Directions:
Please copy every line of the records below that holds the word "jurnalistlar".

Material:

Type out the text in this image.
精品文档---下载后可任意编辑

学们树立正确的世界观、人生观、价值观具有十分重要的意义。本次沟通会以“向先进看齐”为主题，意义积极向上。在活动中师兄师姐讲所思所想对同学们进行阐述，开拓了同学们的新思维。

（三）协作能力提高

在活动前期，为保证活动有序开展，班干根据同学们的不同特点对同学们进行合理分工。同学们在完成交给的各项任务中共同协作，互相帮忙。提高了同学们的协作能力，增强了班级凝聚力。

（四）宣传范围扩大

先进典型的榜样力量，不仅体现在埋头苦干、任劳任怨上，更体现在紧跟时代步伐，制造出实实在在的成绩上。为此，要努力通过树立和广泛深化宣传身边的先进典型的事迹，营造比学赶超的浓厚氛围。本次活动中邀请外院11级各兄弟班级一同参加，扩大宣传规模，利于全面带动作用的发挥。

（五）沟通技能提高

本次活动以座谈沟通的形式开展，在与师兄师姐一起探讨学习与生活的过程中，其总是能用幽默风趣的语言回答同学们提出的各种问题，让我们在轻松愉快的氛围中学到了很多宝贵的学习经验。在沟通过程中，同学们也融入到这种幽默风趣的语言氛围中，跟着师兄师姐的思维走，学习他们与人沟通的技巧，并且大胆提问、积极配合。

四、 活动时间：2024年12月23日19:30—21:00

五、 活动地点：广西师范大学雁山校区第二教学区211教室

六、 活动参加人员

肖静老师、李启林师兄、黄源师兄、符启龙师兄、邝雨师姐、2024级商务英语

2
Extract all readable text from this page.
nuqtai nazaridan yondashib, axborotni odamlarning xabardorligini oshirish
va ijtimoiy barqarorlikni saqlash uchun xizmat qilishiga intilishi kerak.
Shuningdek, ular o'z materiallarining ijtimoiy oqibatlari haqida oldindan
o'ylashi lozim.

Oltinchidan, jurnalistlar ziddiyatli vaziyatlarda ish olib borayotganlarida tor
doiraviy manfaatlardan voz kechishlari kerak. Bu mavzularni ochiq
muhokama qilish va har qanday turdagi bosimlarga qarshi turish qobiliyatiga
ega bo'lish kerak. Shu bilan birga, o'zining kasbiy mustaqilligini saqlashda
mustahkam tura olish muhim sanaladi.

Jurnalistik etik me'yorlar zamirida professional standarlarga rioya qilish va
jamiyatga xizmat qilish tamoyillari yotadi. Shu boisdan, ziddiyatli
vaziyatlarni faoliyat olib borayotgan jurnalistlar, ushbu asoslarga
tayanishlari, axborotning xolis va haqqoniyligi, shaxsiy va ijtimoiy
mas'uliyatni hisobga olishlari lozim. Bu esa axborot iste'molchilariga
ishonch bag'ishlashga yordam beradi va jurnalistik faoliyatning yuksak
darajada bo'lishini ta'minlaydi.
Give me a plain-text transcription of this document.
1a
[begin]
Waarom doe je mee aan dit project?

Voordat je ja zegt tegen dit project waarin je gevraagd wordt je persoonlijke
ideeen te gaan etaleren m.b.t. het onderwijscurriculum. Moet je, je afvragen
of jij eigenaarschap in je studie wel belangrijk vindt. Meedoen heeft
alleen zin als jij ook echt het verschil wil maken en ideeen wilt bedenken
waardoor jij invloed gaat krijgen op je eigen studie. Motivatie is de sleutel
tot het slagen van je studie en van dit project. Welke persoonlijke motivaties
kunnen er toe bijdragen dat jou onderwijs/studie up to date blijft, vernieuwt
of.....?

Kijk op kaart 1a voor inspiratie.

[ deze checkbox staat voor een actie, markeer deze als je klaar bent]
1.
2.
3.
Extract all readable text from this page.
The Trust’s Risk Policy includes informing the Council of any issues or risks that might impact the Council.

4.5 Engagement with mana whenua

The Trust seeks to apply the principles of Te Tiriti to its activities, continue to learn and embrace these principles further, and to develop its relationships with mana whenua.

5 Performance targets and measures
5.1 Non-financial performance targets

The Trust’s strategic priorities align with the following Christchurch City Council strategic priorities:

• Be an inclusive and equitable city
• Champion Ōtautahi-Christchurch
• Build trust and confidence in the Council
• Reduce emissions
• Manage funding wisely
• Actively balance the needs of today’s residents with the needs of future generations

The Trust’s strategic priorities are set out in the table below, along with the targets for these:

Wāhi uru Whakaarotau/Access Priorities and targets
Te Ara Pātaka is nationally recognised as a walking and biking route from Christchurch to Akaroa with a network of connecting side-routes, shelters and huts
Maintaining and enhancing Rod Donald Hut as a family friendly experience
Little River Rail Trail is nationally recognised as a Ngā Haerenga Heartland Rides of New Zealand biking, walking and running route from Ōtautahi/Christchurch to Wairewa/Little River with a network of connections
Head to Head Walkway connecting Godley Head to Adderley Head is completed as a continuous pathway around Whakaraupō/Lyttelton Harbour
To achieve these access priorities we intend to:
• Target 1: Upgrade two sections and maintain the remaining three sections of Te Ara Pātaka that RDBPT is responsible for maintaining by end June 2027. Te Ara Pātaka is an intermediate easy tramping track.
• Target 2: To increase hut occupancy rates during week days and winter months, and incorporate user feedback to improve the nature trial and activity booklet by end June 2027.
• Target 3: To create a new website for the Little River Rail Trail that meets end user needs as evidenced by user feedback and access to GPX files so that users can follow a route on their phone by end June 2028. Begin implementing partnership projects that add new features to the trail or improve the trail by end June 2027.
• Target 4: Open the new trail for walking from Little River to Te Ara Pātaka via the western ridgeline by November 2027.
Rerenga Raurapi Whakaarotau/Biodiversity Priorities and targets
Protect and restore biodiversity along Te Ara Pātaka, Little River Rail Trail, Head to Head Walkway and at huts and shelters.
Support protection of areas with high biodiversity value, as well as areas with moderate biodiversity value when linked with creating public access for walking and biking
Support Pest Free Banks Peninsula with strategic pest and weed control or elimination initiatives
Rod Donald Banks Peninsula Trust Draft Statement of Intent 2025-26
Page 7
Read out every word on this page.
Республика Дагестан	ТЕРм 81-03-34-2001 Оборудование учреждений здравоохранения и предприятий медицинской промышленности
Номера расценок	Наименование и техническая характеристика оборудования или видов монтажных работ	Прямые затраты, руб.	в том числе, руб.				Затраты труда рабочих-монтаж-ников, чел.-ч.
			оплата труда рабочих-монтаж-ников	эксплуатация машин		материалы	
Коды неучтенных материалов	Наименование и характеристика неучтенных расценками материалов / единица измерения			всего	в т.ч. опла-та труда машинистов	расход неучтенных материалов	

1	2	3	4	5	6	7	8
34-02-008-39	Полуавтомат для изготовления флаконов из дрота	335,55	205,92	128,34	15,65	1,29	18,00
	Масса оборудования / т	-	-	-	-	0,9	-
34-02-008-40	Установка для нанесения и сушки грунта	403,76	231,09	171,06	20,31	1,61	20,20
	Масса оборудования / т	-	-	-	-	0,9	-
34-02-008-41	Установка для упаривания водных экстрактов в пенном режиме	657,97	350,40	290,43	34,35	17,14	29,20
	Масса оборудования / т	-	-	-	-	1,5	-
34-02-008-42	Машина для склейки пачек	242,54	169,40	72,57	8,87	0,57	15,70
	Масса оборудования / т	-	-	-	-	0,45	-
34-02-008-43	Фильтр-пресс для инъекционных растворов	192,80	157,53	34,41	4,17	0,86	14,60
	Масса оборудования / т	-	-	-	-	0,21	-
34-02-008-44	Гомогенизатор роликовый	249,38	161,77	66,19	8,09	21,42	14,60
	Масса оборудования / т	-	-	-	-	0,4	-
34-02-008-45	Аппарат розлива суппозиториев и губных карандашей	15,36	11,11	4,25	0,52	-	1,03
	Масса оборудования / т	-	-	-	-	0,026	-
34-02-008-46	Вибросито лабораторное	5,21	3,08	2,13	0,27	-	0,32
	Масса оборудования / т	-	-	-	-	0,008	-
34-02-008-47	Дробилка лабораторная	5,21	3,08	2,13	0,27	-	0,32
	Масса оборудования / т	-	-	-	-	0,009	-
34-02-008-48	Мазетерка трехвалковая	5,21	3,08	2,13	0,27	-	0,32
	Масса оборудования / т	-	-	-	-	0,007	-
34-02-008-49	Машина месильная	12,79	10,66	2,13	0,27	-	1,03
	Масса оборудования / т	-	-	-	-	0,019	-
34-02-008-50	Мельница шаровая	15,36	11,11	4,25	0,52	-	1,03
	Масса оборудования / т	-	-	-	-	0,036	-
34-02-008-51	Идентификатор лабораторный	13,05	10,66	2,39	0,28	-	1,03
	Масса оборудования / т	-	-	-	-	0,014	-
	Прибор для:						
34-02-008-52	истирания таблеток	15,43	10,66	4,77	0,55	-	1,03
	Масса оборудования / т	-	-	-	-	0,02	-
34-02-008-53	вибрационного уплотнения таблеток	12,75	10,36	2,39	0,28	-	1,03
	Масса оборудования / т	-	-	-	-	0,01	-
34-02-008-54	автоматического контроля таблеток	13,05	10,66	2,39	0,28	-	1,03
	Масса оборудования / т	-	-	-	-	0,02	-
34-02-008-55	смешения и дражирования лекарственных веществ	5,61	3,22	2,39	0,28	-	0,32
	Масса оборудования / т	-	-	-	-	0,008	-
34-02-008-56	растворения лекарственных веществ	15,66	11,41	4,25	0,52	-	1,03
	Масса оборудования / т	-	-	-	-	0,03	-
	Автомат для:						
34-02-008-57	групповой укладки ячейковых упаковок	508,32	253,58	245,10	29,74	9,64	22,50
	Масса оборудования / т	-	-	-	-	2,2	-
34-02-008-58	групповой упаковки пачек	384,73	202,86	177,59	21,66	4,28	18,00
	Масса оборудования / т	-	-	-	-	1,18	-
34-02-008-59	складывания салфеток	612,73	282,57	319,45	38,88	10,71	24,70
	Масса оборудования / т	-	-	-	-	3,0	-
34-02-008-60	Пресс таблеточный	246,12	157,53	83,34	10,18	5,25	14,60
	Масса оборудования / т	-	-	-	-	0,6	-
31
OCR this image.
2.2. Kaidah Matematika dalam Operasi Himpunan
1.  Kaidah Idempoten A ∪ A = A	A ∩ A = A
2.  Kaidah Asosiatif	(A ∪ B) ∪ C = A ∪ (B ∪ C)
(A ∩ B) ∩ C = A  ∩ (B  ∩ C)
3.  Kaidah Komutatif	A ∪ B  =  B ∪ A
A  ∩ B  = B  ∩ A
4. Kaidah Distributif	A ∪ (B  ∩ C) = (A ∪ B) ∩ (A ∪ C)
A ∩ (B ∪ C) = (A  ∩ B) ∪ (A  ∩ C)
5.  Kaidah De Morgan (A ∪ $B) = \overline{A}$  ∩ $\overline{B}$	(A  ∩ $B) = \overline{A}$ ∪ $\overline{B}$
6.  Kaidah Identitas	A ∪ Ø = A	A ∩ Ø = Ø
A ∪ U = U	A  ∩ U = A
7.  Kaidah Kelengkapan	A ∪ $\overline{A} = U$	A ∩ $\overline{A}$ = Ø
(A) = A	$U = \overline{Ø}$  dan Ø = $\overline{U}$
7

Reply:
Oltinchidan, jurnalistlar ziddiyatli vaziyatlarda ish olib borayotganlarida tor
vaziyatlarni faoliyat olib borayotgan jurnalistlar, ushbu asoslarga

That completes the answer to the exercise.